A run of records
————————
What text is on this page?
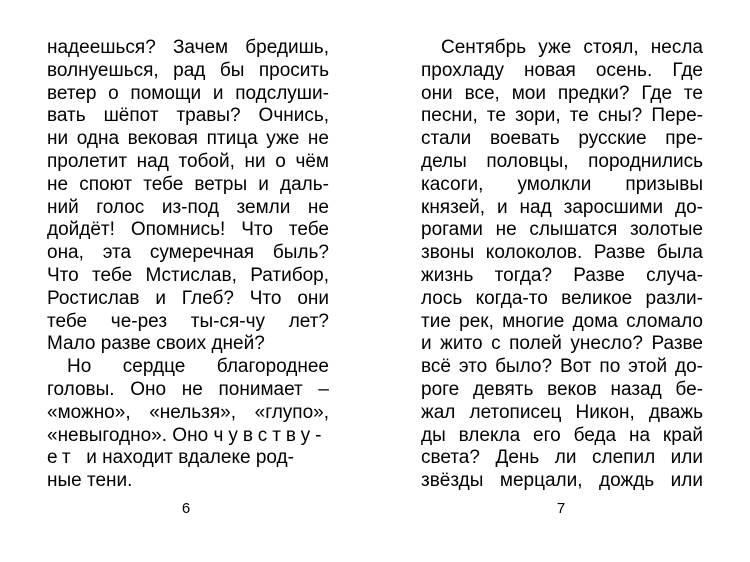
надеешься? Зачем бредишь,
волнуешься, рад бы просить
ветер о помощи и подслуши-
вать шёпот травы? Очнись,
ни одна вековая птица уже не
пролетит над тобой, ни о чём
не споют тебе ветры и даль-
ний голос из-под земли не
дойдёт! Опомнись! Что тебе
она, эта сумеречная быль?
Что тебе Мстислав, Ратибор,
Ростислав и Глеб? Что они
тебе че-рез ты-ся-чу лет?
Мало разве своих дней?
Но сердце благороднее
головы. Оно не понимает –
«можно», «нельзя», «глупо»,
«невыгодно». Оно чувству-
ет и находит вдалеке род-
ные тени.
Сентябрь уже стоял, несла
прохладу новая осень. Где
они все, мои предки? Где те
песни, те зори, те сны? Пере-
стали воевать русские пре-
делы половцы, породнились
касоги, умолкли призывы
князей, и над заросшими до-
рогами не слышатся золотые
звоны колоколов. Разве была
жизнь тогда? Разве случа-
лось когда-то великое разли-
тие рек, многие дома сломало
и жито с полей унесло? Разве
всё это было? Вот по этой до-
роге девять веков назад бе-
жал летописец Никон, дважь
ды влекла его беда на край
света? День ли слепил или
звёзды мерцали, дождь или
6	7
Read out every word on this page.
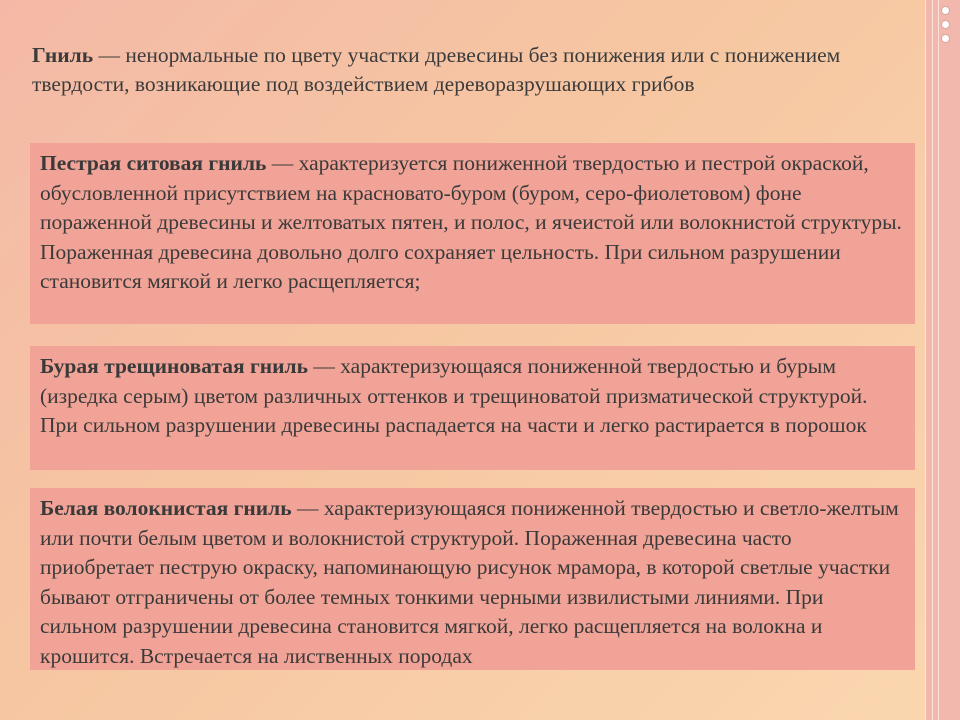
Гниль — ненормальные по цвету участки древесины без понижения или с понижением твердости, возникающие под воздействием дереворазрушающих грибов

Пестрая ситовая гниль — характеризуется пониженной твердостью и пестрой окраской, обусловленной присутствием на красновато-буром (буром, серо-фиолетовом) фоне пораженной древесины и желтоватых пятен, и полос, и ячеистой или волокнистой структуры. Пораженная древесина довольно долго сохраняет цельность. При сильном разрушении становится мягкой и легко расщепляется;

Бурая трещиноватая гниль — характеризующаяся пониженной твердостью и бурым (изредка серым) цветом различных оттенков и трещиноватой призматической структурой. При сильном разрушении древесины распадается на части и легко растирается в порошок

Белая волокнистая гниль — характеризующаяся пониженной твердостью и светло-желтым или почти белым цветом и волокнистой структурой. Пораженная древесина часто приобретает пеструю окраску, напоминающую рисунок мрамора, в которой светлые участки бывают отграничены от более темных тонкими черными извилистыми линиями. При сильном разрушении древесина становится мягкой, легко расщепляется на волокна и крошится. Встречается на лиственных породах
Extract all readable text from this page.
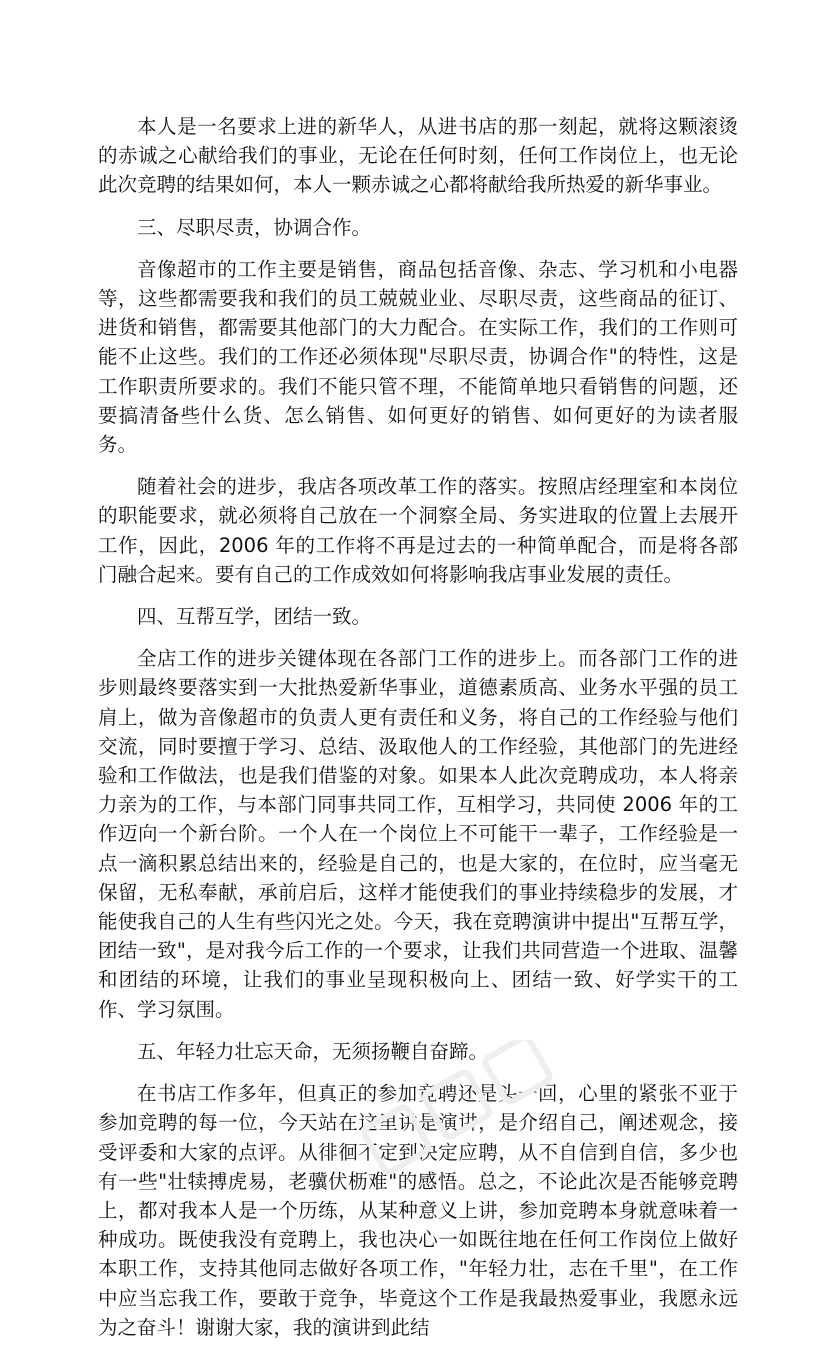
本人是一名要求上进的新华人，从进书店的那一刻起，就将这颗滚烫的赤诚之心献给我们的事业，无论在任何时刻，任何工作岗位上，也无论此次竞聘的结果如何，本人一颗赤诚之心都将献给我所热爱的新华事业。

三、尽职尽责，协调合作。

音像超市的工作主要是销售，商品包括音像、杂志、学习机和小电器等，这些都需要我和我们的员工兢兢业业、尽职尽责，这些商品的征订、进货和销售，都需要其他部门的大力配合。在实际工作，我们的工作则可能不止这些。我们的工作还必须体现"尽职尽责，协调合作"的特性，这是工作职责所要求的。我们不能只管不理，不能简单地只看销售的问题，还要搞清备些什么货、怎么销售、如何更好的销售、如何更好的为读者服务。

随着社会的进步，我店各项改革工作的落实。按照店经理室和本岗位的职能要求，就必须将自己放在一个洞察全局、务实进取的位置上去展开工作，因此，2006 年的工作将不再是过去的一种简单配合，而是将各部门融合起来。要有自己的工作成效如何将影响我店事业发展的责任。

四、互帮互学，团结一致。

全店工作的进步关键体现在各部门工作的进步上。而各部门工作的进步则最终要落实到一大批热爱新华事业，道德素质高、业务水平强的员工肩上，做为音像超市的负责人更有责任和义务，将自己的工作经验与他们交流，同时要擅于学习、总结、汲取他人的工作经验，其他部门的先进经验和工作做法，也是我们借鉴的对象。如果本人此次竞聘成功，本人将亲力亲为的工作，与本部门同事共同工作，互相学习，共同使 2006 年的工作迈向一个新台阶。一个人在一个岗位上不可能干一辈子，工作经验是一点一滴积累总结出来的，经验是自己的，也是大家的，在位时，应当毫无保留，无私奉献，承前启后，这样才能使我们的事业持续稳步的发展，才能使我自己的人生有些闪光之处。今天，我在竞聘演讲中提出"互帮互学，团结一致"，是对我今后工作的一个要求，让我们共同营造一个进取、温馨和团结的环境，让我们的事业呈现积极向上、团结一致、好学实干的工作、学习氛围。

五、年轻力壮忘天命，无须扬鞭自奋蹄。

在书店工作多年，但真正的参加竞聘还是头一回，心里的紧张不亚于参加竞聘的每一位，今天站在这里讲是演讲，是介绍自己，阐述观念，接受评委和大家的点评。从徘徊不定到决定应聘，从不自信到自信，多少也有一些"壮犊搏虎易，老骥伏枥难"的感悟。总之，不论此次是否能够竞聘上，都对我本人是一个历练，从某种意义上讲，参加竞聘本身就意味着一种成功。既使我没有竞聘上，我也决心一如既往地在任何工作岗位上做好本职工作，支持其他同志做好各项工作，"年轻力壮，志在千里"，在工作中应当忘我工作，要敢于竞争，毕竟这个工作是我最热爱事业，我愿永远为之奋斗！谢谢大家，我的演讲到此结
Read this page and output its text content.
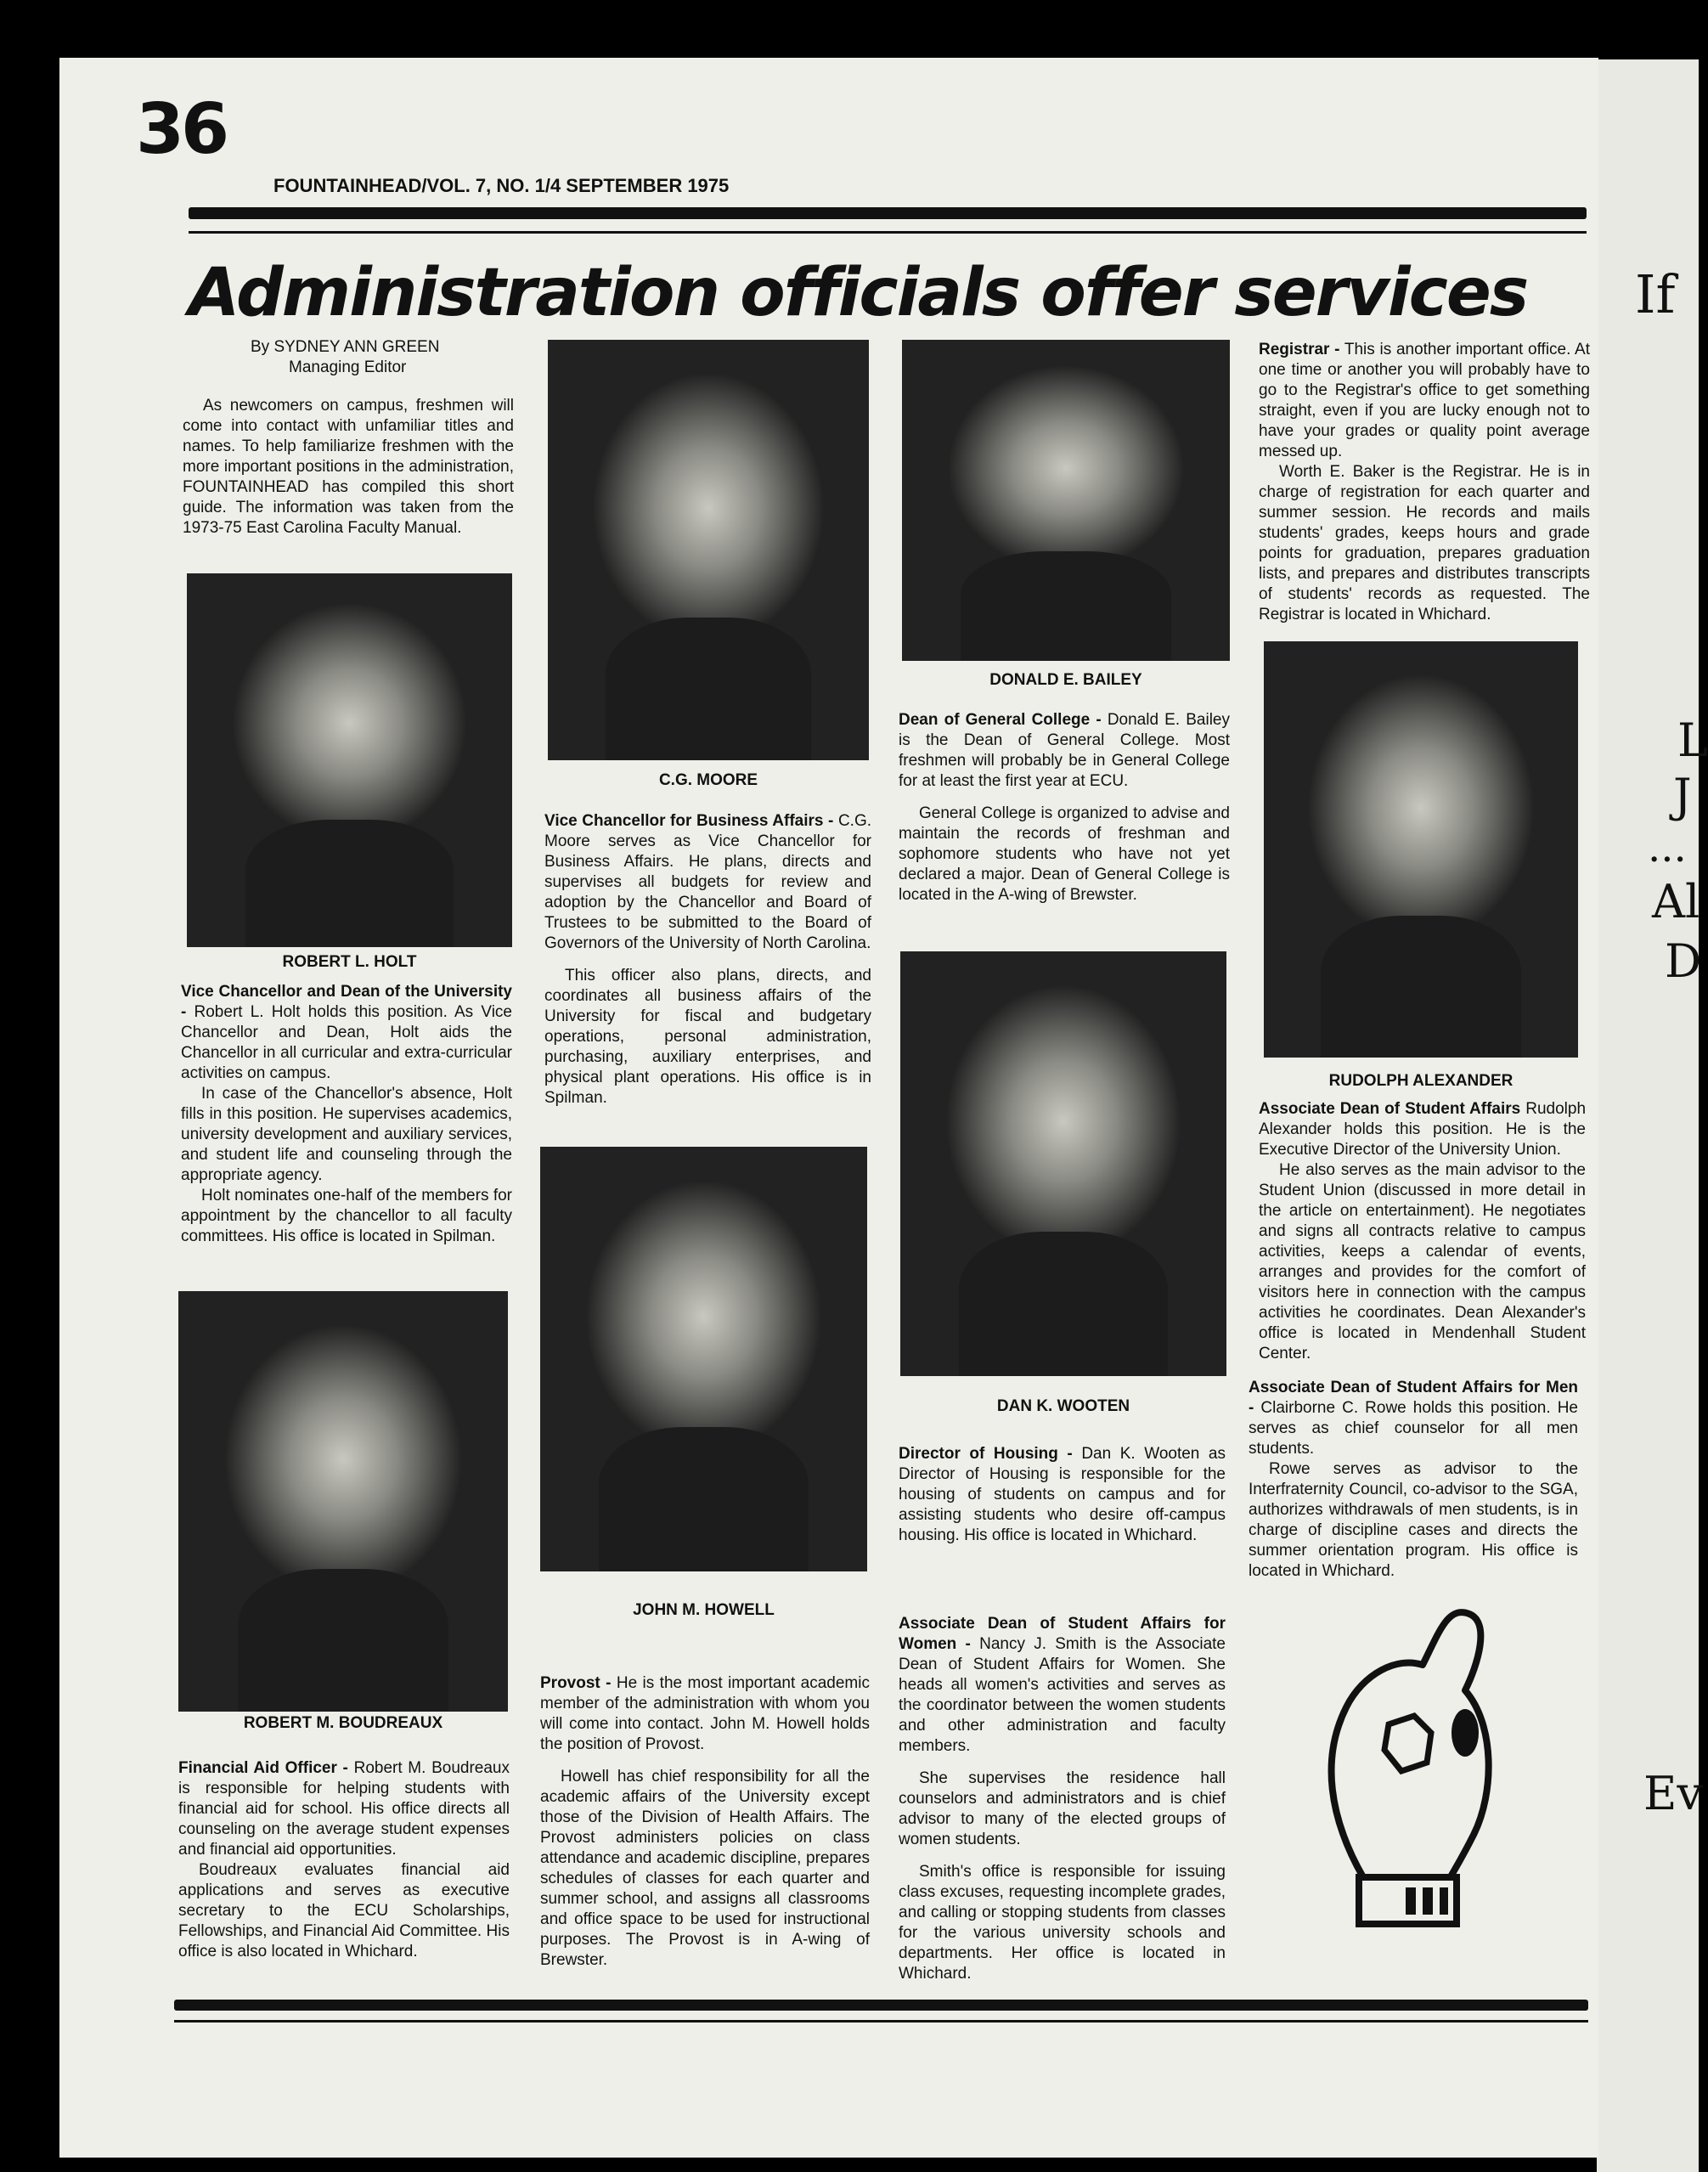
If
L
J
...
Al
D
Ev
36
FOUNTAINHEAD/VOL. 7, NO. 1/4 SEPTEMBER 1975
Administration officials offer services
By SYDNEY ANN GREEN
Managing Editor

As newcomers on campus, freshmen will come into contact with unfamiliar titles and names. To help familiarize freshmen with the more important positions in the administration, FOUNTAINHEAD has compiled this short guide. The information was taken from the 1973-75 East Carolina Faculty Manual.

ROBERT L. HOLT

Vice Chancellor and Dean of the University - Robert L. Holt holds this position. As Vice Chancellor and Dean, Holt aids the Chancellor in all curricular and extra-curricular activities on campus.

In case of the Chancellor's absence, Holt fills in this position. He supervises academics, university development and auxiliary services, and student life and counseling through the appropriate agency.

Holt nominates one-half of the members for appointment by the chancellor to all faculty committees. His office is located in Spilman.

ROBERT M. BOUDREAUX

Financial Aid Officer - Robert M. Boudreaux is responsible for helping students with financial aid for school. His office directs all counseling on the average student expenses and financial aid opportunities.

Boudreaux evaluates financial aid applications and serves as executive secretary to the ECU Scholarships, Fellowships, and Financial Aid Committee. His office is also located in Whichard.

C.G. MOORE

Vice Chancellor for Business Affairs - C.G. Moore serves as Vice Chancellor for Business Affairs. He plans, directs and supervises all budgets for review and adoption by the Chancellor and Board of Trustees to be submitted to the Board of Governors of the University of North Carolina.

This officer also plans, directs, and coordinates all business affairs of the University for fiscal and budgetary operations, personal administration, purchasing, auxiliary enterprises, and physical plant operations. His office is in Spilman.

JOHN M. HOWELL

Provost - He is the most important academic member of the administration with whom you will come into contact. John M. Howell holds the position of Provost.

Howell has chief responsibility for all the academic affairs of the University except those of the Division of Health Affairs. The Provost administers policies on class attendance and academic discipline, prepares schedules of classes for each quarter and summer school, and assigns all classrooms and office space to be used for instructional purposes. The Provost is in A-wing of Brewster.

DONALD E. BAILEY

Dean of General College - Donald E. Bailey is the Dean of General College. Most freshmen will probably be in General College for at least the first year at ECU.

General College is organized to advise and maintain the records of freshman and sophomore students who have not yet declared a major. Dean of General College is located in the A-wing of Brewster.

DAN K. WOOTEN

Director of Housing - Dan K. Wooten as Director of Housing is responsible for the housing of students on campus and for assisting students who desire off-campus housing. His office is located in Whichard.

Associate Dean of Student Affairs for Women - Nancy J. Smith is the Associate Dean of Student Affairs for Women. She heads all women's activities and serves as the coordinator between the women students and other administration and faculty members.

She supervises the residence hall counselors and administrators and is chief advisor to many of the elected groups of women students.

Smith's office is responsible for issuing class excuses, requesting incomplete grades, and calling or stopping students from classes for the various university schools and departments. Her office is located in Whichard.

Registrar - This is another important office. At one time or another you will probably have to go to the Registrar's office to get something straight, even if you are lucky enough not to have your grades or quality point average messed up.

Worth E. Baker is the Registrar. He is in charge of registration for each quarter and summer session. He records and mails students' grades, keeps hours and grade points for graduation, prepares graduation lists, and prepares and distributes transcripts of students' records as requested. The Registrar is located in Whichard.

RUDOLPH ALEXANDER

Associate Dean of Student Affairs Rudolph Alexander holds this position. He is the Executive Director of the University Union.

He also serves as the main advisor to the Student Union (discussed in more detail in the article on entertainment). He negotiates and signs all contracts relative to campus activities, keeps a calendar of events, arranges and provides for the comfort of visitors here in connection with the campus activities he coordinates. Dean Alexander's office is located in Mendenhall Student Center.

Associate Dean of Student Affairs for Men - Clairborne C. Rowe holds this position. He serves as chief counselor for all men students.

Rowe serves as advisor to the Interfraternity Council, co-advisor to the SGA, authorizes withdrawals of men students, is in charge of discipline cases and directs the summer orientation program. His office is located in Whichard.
————————
• Problem description
Using the records given above, list every line that includes the word "supervises".

• Finished task
In case of the Chancellor's absence, Holt fills in this position. He supervises academics, university development and auxiliary services, and student life and counseling through the appropriate agency.
Vice Chancellor for Business Affairs - C.G. Moore serves as Vice Chancellor for Business Affairs. He plans, directs and supervises all budgets for review and adoption by the Chancellor and Board of Trustees to be submitted to the Board of Governors of the University of North Carolina.
She supervises the residence hall counselors and administrators and is chief advisor to many of the elected groups of women students.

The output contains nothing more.